INSTRUCTIONS FOR THE TASK:
Wherever a line holds the string "Type", copy that line.

MATERIAL SUPPLIED:
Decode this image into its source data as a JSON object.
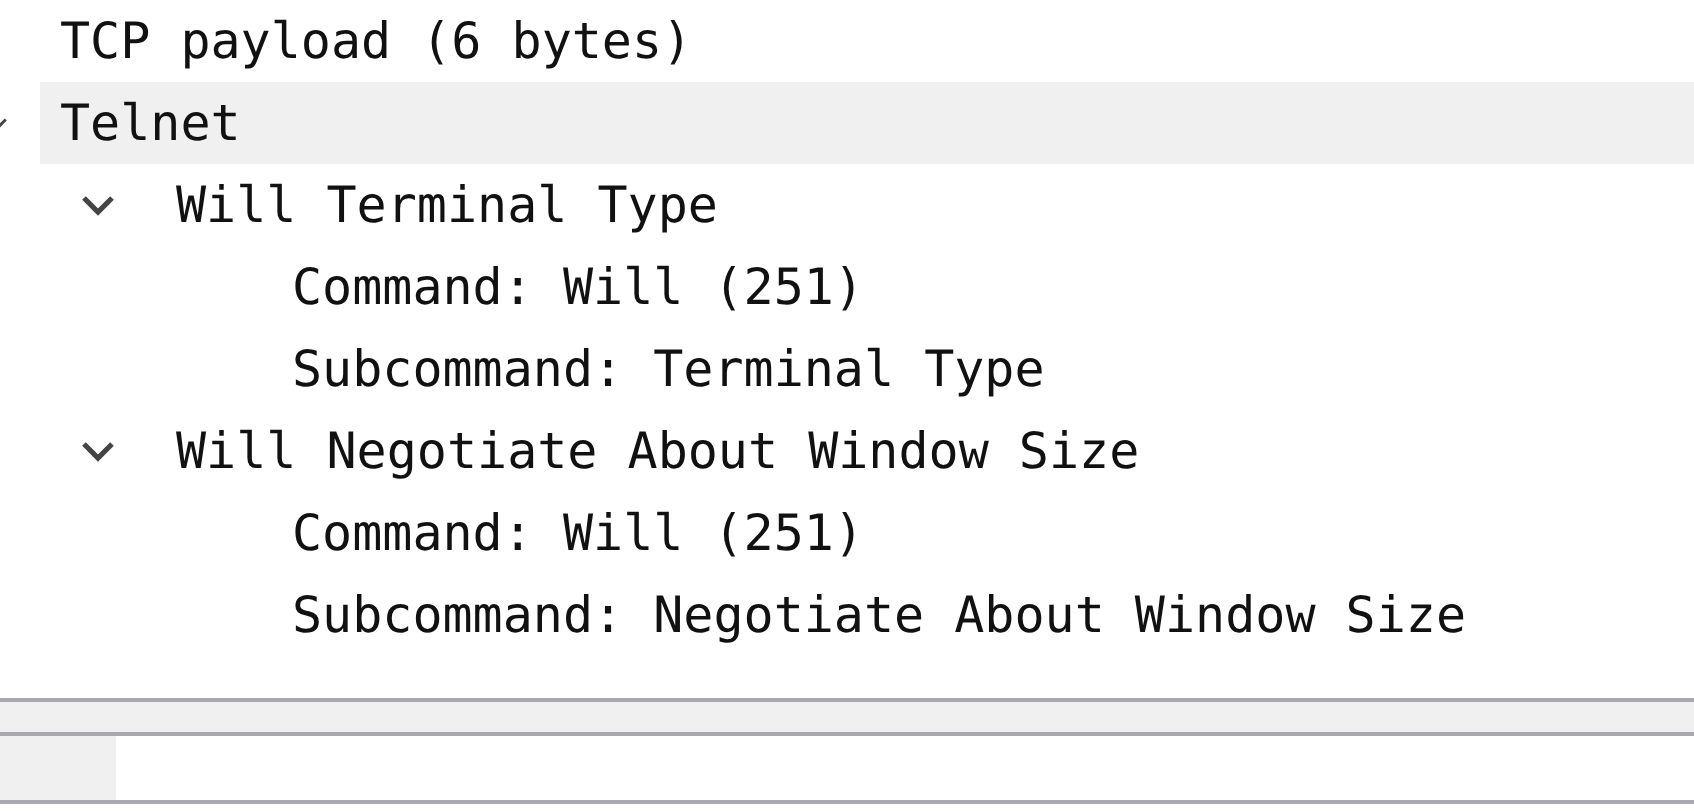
{
  "tree": [
    {
      "label": "TCP payload (6 bytes)",
      "selected": false
    },
    {
      "label": "Telnet",
      "selected": true,
      "expanded": true,
      "children": [
        {
          "label": "Will Terminal Type",
          "selected": false,
          "expanded": true,
          "children": [
            {
              "label": "Command: Will (251)",
              "selected": false
            },
            {
              "label": "Subcommand: Terminal Type",
              "selected": false
            }
          ]
        },
        {
          "label": "Will Negotiate About Window Size",
          "selected": false,
          "expanded": true,
          "children": [
            {
              "label": "Command: Will (251)",
              "selected": false
            },
            {
              "label": "Subcommand: Negotiate About Window Size",
              "selected": false
            }
          ]
        }
      ]
    }
  ]
}
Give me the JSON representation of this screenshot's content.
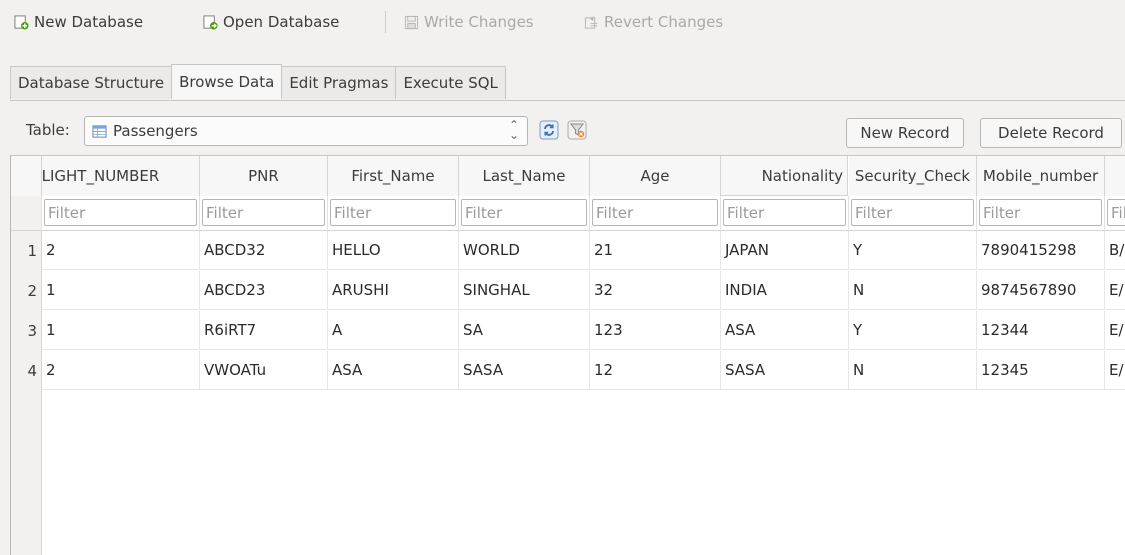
{
  "toolbar": {
    "new_database": "New Database",
    "open_database": "Open Database",
    "write_changes": "Write Changes",
    "revert_changes": "Revert Changes"
  },
  "tabs": [
    {
      "label": "Database Structure",
      "active": false
    },
    {
      "label": "Browse Data",
      "active": true
    },
    {
      "label": "Edit Pragmas",
      "active": false
    },
    {
      "label": "Execute SQL",
      "active": false
    }
  ],
  "browse": {
    "table_label": "Table:",
    "selected_table": "Passengers",
    "new_record": "New Record",
    "delete_record": "Delete Record"
  },
  "grid": {
    "filter_placeholder": "Filter",
    "columns": [
      "FLIGHT_NUMBER",
      "PNR",
      "First_Name",
      "Last_Name",
      "Age",
      "Nationality",
      "Security_Check",
      "Mobile_number"
    ],
    "rows": [
      {
        "num": "1",
        "cells": [
          "2",
          "ABCD32",
          "HELLO",
          "WORLD",
          "21",
          "JAPAN",
          "Y",
          "7890415298",
          "B/"
        ]
      },
      {
        "num": "2",
        "cells": [
          "1",
          "ABCD23",
          "ARUSHI",
          "SINGHAL",
          "32",
          "INDIA",
          "N",
          "9874567890",
          "E/"
        ]
      },
      {
        "num": "3",
        "cells": [
          "1",
          "R6iRT7",
          "A",
          "SA",
          "123",
          "ASA",
          "Y",
          "12344",
          "E/"
        ]
      },
      {
        "num": "4",
        "cells": [
          "2",
          "VWOATu",
          "ASA",
          "SASA",
          "12",
          "SASA",
          "N",
          "12345",
          "E/"
        ]
      }
    ]
  },
  "icons": {
    "new_database": "new-database-icon",
    "open_database": "open-database-icon",
    "write_changes": "write-changes-icon",
    "revert_changes": "revert-changes-icon",
    "table": "table-icon",
    "refresh": "refresh-icon",
    "clear_filters": "clear-filters-icon"
  }
}
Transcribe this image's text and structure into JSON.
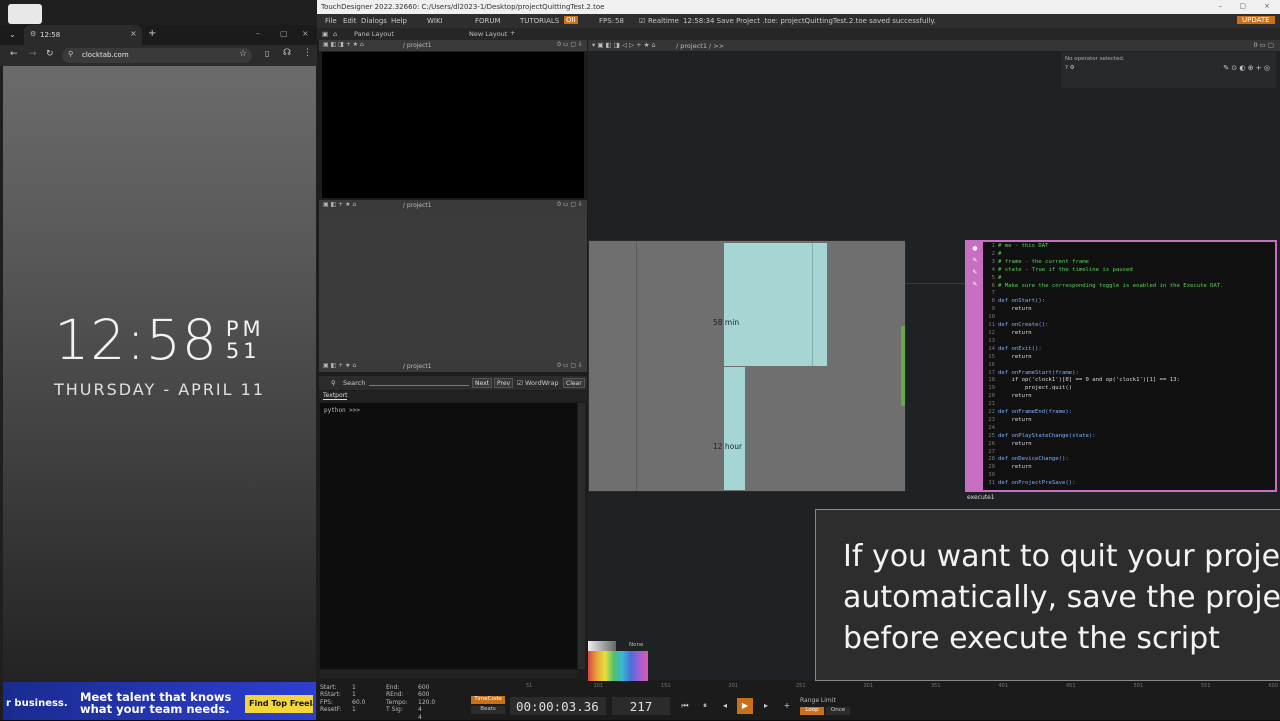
{
  "browser": {
    "tab_title": "12:58",
    "url": "clocktab.com",
    "clock": {
      "hhmm": "12:58",
      "ampm": "PM",
      "seconds": "51",
      "date": "THURSDAY - APRIL 11"
    },
    "ad": {
      "brand": "r business.",
      "line1": "Meet talent that knows",
      "line2": "what your team needs.",
      "button": "Find Top Freelan"
    }
  },
  "td": {
    "title": "TouchDesigner 2022.32660: C:/Users/dl2023-1/Desktop/projectQuittingTest.2.toe",
    "menu": [
      "File",
      "Edit",
      "Dialogs",
      "Help"
    ],
    "top_links": [
      "WIKI",
      "FORUM",
      "TUTORIALS"
    ],
    "oii": "OII",
    "fps_label": "FPS:",
    "fps_value": "58",
    "realtime": "Realtime",
    "status": "12:58:34 Save Project .toe: projectQuittingTest.2.toe saved successfully.",
    "update": "UPDATE",
    "pane_layout": "Pane Layout",
    "new_layout": "New Layout",
    "path": "/ project1",
    "net_path": "/ project1 / >>",
    "param_none": "No operator selected.",
    "search": "Search",
    "next": "Next",
    "prev": "Prev",
    "wordwrap": "WordWrap",
    "clear": "Clear",
    "textport_tab": "Textport",
    "prompt": "python >>>",
    "viewer": {
      "min_label": "58 min",
      "hour_label": "12 hour"
    },
    "exec_name": "execute1",
    "palette_none": "None",
    "subtitle": "If you want to quit your projec\nautomatically, save the project\nbefore execute the script",
    "timeline": {
      "stats_left": [
        "Start:",
        "RStart:",
        "FPS:",
        "ResetF:"
      ],
      "stats_left_v": [
        "1",
        "1",
        "60.0",
        "1"
      ],
      "stats_right": [
        "End:",
        "REnd:",
        "Tempo:",
        "T Sig:"
      ],
      "stats_right_v": [
        "600",
        "600",
        "120.0",
        "4  4"
      ],
      "timecode_label": "TimeCode",
      "beats_label": "Beats",
      "timecode": "00:00:03.36",
      "frame": "217",
      "range_limit": "Range Limit",
      "loop": "Loop",
      "once": "Once",
      "ruler": [
        "51",
        "101",
        "151",
        "201",
        "251",
        "301",
        "351",
        "401",
        "451",
        "501",
        "551",
        "600"
      ]
    }
  },
  "code_lines": [
    {
      "n": "1",
      "t": "# me - this DAT",
      "c": "cm"
    },
    {
      "n": "2",
      "t": "#",
      "c": "cm"
    },
    {
      "n": "3",
      "t": "# frame - the current frame",
      "c": "cm"
    },
    {
      "n": "4",
      "t": "# state - True if the timeline is paused",
      "c": "cm"
    },
    {
      "n": "5",
      "t": "#",
      "c": "cm"
    },
    {
      "n": "6",
      "t": "# Make sure the corresponding toggle is enabled in the Execute DAT.",
      "c": "cm"
    },
    {
      "n": "7",
      "t": "",
      "c": ""
    },
    {
      "n": "8",
      "t": "def onStart():",
      "c": "kw"
    },
    {
      "n": "9",
      "t": "    return",
      "c": ""
    },
    {
      "n": "10",
      "t": "",
      "c": ""
    },
    {
      "n": "11",
      "t": "def onCreate():",
      "c": "kw"
    },
    {
      "n": "12",
      "t": "    return",
      "c": ""
    },
    {
      "n": "13",
      "t": "",
      "c": ""
    },
    {
      "n": "14",
      "t": "def onExit():",
      "c": "kw"
    },
    {
      "n": "15",
      "t": "    return",
      "c": ""
    },
    {
      "n": "16",
      "t": "",
      "c": ""
    },
    {
      "n": "17",
      "t": "def onFrameStart(frame):",
      "c": "kw"
    },
    {
      "n": "18",
      "t": "    if op('clock1')[0] == 0 and op('clock1')[1] == 13:",
      "c": ""
    },
    {
      "n": "19",
      "t": "        project.quit()",
      "c": ""
    },
    {
      "n": "20",
      "t": "    return",
      "c": ""
    },
    {
      "n": "21",
      "t": "",
      "c": ""
    },
    {
      "n": "22",
      "t": "def onFrameEnd(frame):",
      "c": "kw"
    },
    {
      "n": "23",
      "t": "    return",
      "c": ""
    },
    {
      "n": "24",
      "t": "",
      "c": ""
    },
    {
      "n": "25",
      "t": "def onPlayStateChange(state):",
      "c": "kw"
    },
    {
      "n": "26",
      "t": "    return",
      "c": ""
    },
    {
      "n": "27",
      "t": "",
      "c": ""
    },
    {
      "n": "28",
      "t": "def onDeviceChange():",
      "c": "kw"
    },
    {
      "n": "29",
      "t": "    return",
      "c": ""
    },
    {
      "n": "30",
      "t": "",
      "c": ""
    },
    {
      "n": "31",
      "t": "def onProjectPreSave():",
      "c": "kw"
    }
  ],
  "colors": {
    "exec_border": "#c86fc4",
    "bar_fill": "#a5d6d4",
    "accent_orange": "#c9711a"
  }
}
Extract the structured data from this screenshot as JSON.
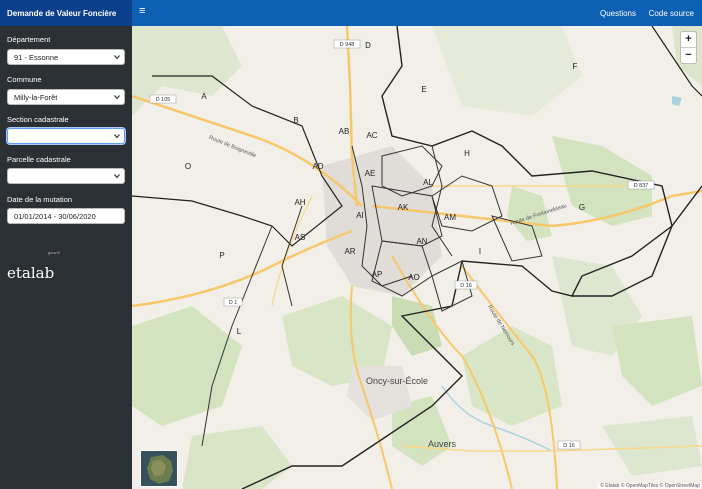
{
  "app": {
    "title": "Demande de Valeur Foncière"
  },
  "nav": {
    "menu_icon": "hamburger-icon",
    "questions": "Questions",
    "source": "Code source"
  },
  "form": {
    "departement": {
      "label": "Département",
      "value": "91 - Essonne"
    },
    "commune": {
      "label": "Commune",
      "value": "Milly-la-Forêt"
    },
    "section": {
      "label": "Section cadastrale",
      "value": ""
    },
    "parcelle": {
      "label": "Parcelle cadastrale",
      "value": ""
    },
    "date": {
      "label": "Date de la mutation",
      "value": "01/01/2014 - 30/06/2020"
    }
  },
  "logo": {
    "text": "etalab",
    "sup": "gouv.fr"
  },
  "map": {
    "zoom_in": "+",
    "zoom_out": "−",
    "attribution": "© Etalab © OpenMapTiles © OpenStreetMap",
    "sections": [
      "D",
      "E",
      "F",
      "A",
      "B",
      "AB",
      "AC",
      "H",
      "O",
      "AD",
      "AE",
      "AL",
      "G",
      "AH",
      "AI",
      "AK",
      "AM",
      "AS",
      "AR",
      "AN",
      "I",
      "P",
      "AP",
      "AO",
      "L"
    ],
    "places": [
      "Oncy-sur-École",
      "Auvers"
    ],
    "roads": [
      "D 948",
      "D 105",
      "D 837",
      "D 16",
      "D 1",
      "D 16"
    ],
    "street_labels": [
      "Route de Boigneville",
      "Route de Fontainebleau",
      "Route de Nemours"
    ]
  },
  "colors": {
    "sidebar": "#2b3035",
    "topbar": "#0d5fb3",
    "header": "#0b3f8a",
    "road": "#f6c86a",
    "forest": "#d3e3c0",
    "water": "#aad3df"
  }
}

FULL OUTPUT:
          "label": "Will Terminal Type",
              "label": "Subcommand: Terminal Type",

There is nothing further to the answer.